BEGIN PROVIDED DATA

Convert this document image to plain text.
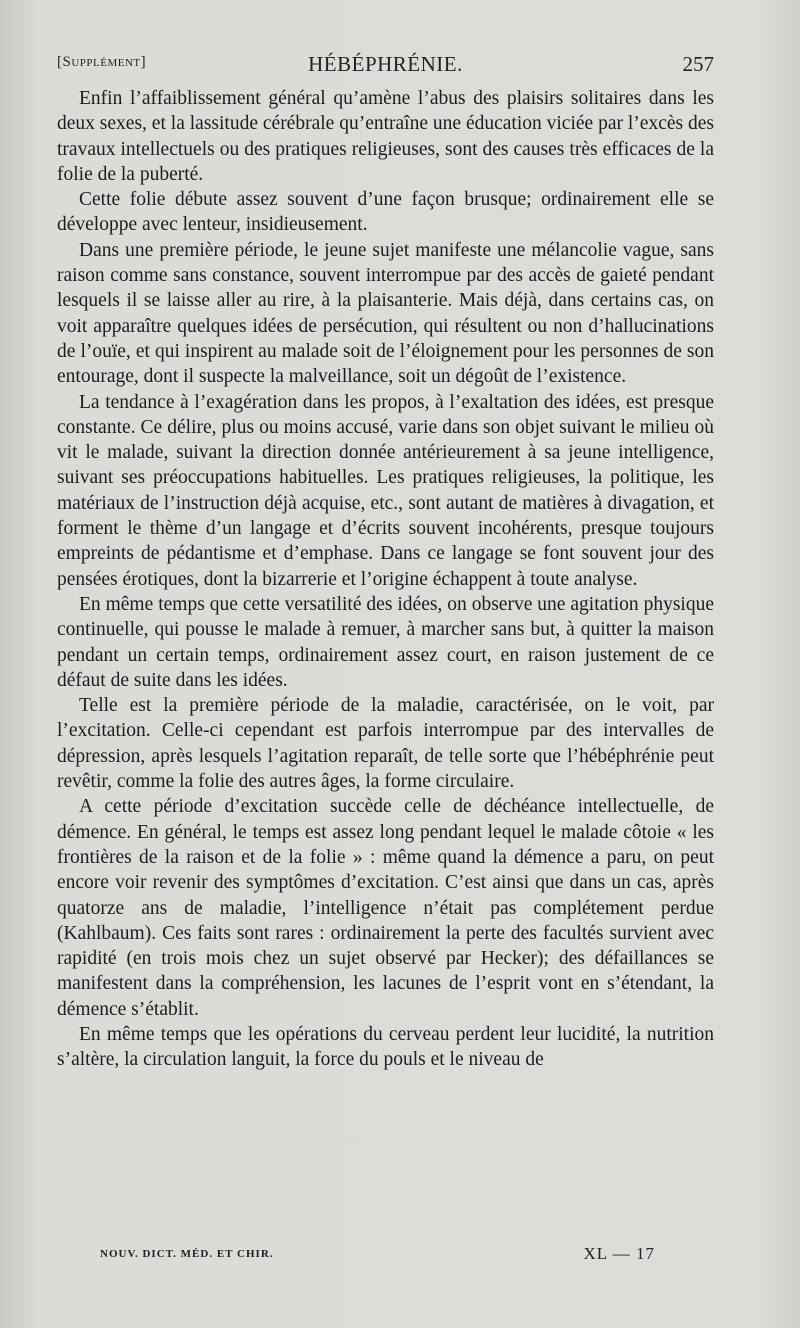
[Supplément]	HÉBÉPHRÉNIE.	257

Enfin l’affaiblissement général qu’amène l’abus des plaisirs solitaires dans les deux sexes, et la lassitude cérébrale qu’entraîne une éducation viciée par l’excès des travaux intellectuels ou des pratiques religieuses, sont des causes très efficaces de la folie de la puberté.

Cette folie débute assez souvent d’une façon brusque; ordinairement elle se développe avec lenteur, insidieusement.

Dans une première période, le jeune sujet manifeste une mélancolie vague, sans raison comme sans constance, souvent interrompue par des accès de gaieté pendant lesquels il se laisse aller au rire, à la plaisanterie. Mais déjà, dans certains cas, on voit apparaître quelques idées de persécution, qui résultent ou non d’hallucinations de l’ouïe, et qui inspirent au malade soit de l’éloignement pour les personnes de son entourage, dont il suspecte la malveillance, soit un dégoût de l’existence.

La tendance à l’exagération dans les propos, à l’exaltation des idées, est presque constante. Ce délire, plus ou moins accusé, varie dans son objet suivant le milieu où vit le malade, suivant la direction donnée antérieurement à sa jeune intelligence, suivant ses préoccupations habituelles. Les pratiques religieuses, la politique, les matériaux de l’instruction déjà acquise, etc., sont autant de matières à divagation, et forment le thème d’un langage et d’écrits souvent incohérents, presque toujours empreints de pédantisme et d’emphase. Dans ce langage se font souvent jour des pensées érotiques, dont la bizarrerie et l’origine échappent à toute analyse.

En même temps que cette versatilité des idées, on observe une agitation physique continuelle, qui pousse le malade à remuer, à marcher sans but, à quitter la maison pendant un certain temps, ordinairement assez court, en raison justement de ce défaut de suite dans les idées.

Telle est la première période de la maladie, caractérisée, on le voit, par l’excitation. Celle-ci cependant est parfois interrompue par des intervalles de dépression, après lesquels l’agitation reparaît, de telle sorte que l’hébéphrénie peut revêtir, comme la folie des autres âges, la forme circulaire.

A cette période d’excitation succède celle de déchéance intellectuelle, de démence. En général, le temps est assez long pendant lequel le malade côtoie « les frontières de la raison et de la folie » : même quand la démence a paru, on peut encore voir revenir des symptômes d’excitation. C’est ainsi que dans un cas, après quatorze ans de maladie, l’intelligence n’était pas complétement perdue (Kahlbaum). Ces faits sont rares : ordinairement la perte des facultés survient avec rapidité (en trois mois chez un sujet observé par Hecker); des défaillances se manifestent dans la compréhension, les lacunes de l’esprit vont en s’étendant, la démence s’établit.

En même temps que les opérations du cerveau perdent leur lucidité, la nutrition s’altère, la circulation languit, la force du pouls et le niveau de

NOUV. DICT. MÉD. ET CHIR.	XL — 17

END PROVIDED DATA

◆ WHAT TO WORK ON
Output a faithful copy of the data, with each picture left out.

◆ RESPONSE
Convert this document image to plain text.
[Supplément]	HÉBÉPHRÉNIE.	257

Enfin l’affaiblissement général qu’amène l’abus des plaisirs solitaires dans les deux sexes, et la lassitude cérébrale qu’entraîne une éducation viciée par l’excès des travaux intellectuels ou des pratiques religieuses, sont des causes très efficaces de la folie de la puberté.

Cette folie débute assez souvent d’une façon brusque; ordinairement elle se développe avec lenteur, insidieusement.

Dans une première période, le jeune sujet manifeste une mélancolie vague, sans raison comme sans constance, souvent interrompue par des accès de gaieté pendant lesquels il se laisse aller au rire, à la plaisanterie. Mais déjà, dans certains cas, on voit apparaître quelques idées de persécution, qui résultent ou non d’hallucinations de l’ouïe, et qui inspirent au malade soit de l’éloignement pour les personnes de son entourage, dont il suspecte la malveillance, soit un dégoût de l’existence.

La tendance à l’exagération dans les propos, à l’exaltation des idées, est presque constante. Ce délire, plus ou moins accusé, varie dans son objet suivant le milieu où vit le malade, suivant la direction donnée antérieurement à sa jeune intelligence, suivant ses préoccupations habituelles. Les pratiques religieuses, la politique, les matériaux de l’instruction déjà acquise, etc., sont autant de matières à divagation, et forment le thème d’un langage et d’écrits souvent incohérents, presque toujours empreints de pédantisme et d’emphase. Dans ce langage se font souvent jour des pensées érotiques, dont la bizarrerie et l’origine échappent à toute analyse.

En même temps que cette versatilité des idées, on observe une agitation physique continuelle, qui pousse le malade à remuer, à marcher sans but, à quitter la maison pendant un certain temps, ordinairement assez court, en raison justement de ce défaut de suite dans les idées.

Telle est la première période de la maladie, caractérisée, on le voit, par l’excitation. Celle-ci cependant est parfois interrompue par des intervalles de dépression, après lesquels l’agitation reparaît, de telle sorte que l’hébéphrénie peut revêtir, comme la folie des autres âges, la forme circulaire.

A cette période d’excitation succède celle de déchéance intellectuelle, de démence. En général, le temps est assez long pendant lequel le malade côtoie « les frontières de la raison et de la folie » : même quand la démence a paru, on peut encore voir revenir des symptômes d’excitation. C’est ainsi que dans un cas, après quatorze ans de maladie, l’intelligence n’était pas complétement perdue (Kahlbaum). Ces faits sont rares : ordinairement la perte des facultés survient avec rapidité (en trois mois chez un sujet observé par Hecker); des défaillances se manifestent dans la compréhension, les lacunes de l’esprit vont en s’étendant, la démence s’établit.

En même temps que les opérations du cerveau perdent leur lucidité, la nutrition s’altère, la circulation languit, la force du pouls et le niveau de

NOUV. DICT. MÉD. ET CHIR.	XL — 17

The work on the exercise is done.